Can you print every record below exactly as written?

[START OF Records to process]

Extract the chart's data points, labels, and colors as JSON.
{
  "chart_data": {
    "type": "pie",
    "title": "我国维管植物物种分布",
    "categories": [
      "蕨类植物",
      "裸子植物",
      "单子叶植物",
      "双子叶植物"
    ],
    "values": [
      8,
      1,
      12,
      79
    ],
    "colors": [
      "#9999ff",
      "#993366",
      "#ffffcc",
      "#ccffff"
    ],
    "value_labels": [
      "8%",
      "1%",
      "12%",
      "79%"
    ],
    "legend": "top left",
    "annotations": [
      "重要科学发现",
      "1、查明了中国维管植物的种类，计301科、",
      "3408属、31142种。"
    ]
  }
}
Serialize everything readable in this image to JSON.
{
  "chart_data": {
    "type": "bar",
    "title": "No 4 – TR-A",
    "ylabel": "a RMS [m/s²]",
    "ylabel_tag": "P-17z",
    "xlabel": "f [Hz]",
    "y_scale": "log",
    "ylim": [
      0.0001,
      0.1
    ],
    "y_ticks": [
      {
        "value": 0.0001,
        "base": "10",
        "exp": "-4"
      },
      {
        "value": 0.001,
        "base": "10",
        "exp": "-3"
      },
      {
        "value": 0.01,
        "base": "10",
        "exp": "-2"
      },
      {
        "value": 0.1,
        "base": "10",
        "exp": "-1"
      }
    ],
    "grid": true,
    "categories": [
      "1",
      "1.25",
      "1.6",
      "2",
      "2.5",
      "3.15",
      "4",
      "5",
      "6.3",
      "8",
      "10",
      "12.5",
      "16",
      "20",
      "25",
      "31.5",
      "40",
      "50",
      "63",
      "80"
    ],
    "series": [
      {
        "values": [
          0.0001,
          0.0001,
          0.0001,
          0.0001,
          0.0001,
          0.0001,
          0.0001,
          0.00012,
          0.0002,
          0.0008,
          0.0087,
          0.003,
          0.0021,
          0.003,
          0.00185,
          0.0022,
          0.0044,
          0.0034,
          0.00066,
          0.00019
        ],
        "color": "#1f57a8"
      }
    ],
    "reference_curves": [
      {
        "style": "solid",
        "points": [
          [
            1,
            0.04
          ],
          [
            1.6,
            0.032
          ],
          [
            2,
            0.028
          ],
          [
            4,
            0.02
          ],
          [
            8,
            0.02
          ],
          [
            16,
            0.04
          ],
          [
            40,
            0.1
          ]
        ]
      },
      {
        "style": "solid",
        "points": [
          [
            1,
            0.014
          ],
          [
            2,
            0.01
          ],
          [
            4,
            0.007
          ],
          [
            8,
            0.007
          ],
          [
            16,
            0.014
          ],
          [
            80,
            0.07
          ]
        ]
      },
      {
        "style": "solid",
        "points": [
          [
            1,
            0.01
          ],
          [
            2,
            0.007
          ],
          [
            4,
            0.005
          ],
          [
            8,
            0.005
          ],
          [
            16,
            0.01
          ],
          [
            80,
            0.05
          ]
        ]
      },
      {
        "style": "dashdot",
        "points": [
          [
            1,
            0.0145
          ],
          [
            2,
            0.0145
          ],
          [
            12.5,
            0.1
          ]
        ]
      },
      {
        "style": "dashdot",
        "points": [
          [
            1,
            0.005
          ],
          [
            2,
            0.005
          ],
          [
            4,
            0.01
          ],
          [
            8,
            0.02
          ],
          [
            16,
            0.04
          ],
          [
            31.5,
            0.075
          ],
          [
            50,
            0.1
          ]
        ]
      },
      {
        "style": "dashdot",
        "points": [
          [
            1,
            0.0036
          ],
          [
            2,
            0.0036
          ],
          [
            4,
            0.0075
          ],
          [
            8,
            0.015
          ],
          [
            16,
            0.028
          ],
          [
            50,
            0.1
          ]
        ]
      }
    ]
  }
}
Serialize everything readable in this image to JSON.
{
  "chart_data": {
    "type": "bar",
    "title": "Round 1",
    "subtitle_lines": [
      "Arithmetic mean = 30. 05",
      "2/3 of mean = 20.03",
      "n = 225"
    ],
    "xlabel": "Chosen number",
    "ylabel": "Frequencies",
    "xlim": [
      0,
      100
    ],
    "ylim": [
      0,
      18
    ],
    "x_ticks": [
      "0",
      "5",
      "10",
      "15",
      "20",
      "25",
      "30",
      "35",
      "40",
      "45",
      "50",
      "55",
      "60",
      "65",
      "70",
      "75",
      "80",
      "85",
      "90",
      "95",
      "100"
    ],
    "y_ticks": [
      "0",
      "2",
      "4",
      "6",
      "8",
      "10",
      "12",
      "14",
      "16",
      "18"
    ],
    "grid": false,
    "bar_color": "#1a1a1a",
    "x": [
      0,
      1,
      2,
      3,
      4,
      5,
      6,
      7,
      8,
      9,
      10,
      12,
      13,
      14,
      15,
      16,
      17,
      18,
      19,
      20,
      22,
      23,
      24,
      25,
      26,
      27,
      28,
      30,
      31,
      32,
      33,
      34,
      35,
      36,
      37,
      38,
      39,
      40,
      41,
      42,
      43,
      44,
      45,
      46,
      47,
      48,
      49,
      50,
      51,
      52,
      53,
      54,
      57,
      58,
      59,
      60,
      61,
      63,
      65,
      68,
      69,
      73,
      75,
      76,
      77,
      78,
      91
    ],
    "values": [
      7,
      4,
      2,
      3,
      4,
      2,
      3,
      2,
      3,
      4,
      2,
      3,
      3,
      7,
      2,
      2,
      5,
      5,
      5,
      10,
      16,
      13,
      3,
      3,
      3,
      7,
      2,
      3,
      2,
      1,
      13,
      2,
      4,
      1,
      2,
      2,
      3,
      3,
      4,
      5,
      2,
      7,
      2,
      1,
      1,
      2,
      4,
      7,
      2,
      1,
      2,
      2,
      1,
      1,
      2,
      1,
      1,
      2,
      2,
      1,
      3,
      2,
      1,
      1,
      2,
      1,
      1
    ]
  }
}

[END OF Records to process]

In response ::
Extract the chart's data points, labels, and colors as JSON.
{
  "chart_data": {
    "type": "pie",
    "title": "我国维管植物物种分布",
    "categories": [
      "蕨类植物",
      "裸子植物",
      "单子叶植物",
      "双子叶植物"
    ],
    "values": [
      8,
      1,
      12,
      79
    ],
    "colors": [
      "#9999ff",
      "#993366",
      "#ffffcc",
      "#ccffff"
    ],
    "value_labels": [
      "8%",
      "1%",
      "12%",
      "79%"
    ],
    "legend": "top left",
    "annotations": [
      "重要科学发现",
      "1、查明了中国维管植物的种类，计301科、",
      "3408属、31142种。"
    ]
  }
}
Serialize everything readable in this image to JSON.
{
  "chart_data": {
    "type": "bar",
    "title": "No 4 – TR-A",
    "ylabel": "a RMS [m/s²]",
    "ylabel_tag": "P-17z",
    "xlabel": "f [Hz]",
    "y_scale": "log",
    "ylim": [
      0.0001,
      0.1
    ],
    "y_ticks": [
      {
        "value": 0.0001,
        "base": "10",
        "exp": "-4"
      },
      {
        "value": 0.001,
        "base": "10",
        "exp": "-3"
      },
      {
        "value": 0.01,
        "base": "10",
        "exp": "-2"
      },
      {
        "value": 0.1,
        "base": "10",
        "exp": "-1"
      }
    ],
    "grid": true,
    "categories": [
      "1",
      "1.25",
      "1.6",
      "2",
      "2.5",
      "3.15",
      "4",
      "5",
      "6.3",
      "8",
      "10",
      "12.5",
      "16",
      "20",
      "25",
      "31.5",
      "40",
      "50",
      "63",
      "80"
    ],
    "series": [
      {
        "values": [
          0.0001,
          0.0001,
          0.0001,
          0.0001,
          0.0001,
          0.0001,
          0.0001,
          0.00012,
          0.0002,
          0.0008,
          0.0087,
          0.003,
          0.0021,
          0.003,
          0.00185,
          0.0022,
          0.0044,
          0.0034,
          0.00066,
          0.00019
        ],
        "color": "#1f57a8"
      }
    ],
    "reference_curves": [
      {
        "style": "solid",
        "points": [
          [
            1,
            0.04
          ],
          [
            1.6,
            0.032
          ],
          [
            2,
            0.028
          ],
          [
            4,
            0.02
          ],
          [
            8,
            0.02
          ],
          [
            16,
            0.04
          ],
          [
            40,
            0.1
          ]
        ]
      },
      {
        "style": "solid",
        "points": [
          [
            1,
            0.014
          ],
          [
            2,
            0.01
          ],
          [
            4,
            0.007
          ],
          [
            8,
            0.007
          ],
          [
            16,
            0.014
          ],
          [
            80,
            0.07
          ]
        ]
      },
      {
        "style": "solid",
        "points": [
          [
            1,
            0.01
          ],
          [
            2,
            0.007
          ],
          [
            4,
            0.005
          ],
          [
            8,
            0.005
          ],
          [
            16,
            0.01
          ],
          [
            80,
            0.05
          ]
        ]
      },
      {
        "style": "dashdot",
        "points": [
          [
            1,
            0.0145
          ],
          [
            2,
            0.0145
          ],
          [
            12.5,
            0.1
          ]
        ]
      },
      {
        "style": "dashdot",
        "points": [
          [
            1,
            0.005
          ],
          [
            2,
            0.005
          ],
          [
            4,
            0.01
          ],
          [
            8,
            0.02
          ],
          [
            16,
            0.04
          ],
          [
            31.5,
            0.075
          ],
          [
            50,
            0.1
          ]
        ]
      },
      {
        "style": "dashdot",
        "points": [
          [
            1,
            0.0036
          ],
          [
            2,
            0.0036
          ],
          [
            4,
            0.0075
          ],
          [
            8,
            0.015
          ],
          [
            16,
            0.028
          ],
          [
            50,
            0.1
          ]
        ]
      }
    ]
  }
}
Serialize everything readable in this image to JSON.
{
  "chart_data": {
    "type": "bar",
    "title": "Round 1",
    "subtitle_lines": [
      "Arithmetic mean = 30. 05",
      "2/3 of mean = 20.03",
      "n = 225"
    ],
    "xlabel": "Chosen number",
    "ylabel": "Frequencies",
    "xlim": [
      0,
      100
    ],
    "ylim": [
      0,
      18
    ],
    "x_ticks": [
      "0",
      "5",
      "10",
      "15",
      "20",
      "25",
      "30",
      "35",
      "40",
      "45",
      "50",
      "55",
      "60",
      "65",
      "70",
      "75",
      "80",
      "85",
      "90",
      "95",
      "100"
    ],
    "y_ticks": [
      "0",
      "2",
      "4",
      "6",
      "8",
      "10",
      "12",
      "14",
      "16",
      "18"
    ],
    "grid": false,
    "bar_color": "#1a1a1a",
    "x": [
      0,
      1,
      2,
      3,
      4,
      5,
      6,
      7,
      8,
      9,
      10,
      12,
      13,
      14,
      15,
      16,
      17,
      18,
      19,
      20,
      22,
      23,
      24,
      25,
      26,
      27,
      28,
      30,
      31,
      32,
      33,
      34,
      35,
      36,
      37,
      38,
      39,
      40,
      41,
      42,
      43,
      44,
      45,
      46,
      47,
      48,
      49,
      50,
      51,
      52,
      53,
      54,
      57,
      58,
      59,
      60,
      61,
      63,
      65,
      68,
      69,
      73,
      75,
      76,
      77,
      78,
      91
    ],
    "values": [
      7,
      4,
      2,
      3,
      4,
      2,
      3,
      2,
      3,
      4,
      2,
      3,
      3,
      7,
      2,
      2,
      5,
      5,
      5,
      10,
      16,
      13,
      3,
      3,
      3,
      7,
      2,
      3,
      2,
      1,
      13,
      2,
      4,
      1,
      2,
      2,
      3,
      3,
      4,
      5,
      2,
      7,
      2,
      1,
      1,
      2,
      4,
      7,
      2,
      1,
      2,
      2,
      1,
      1,
      2,
      1,
      1,
      2,
      2,
      1,
      3,
      2,
      1,
      1,
      2,
      1,
      1
    ]
  }
}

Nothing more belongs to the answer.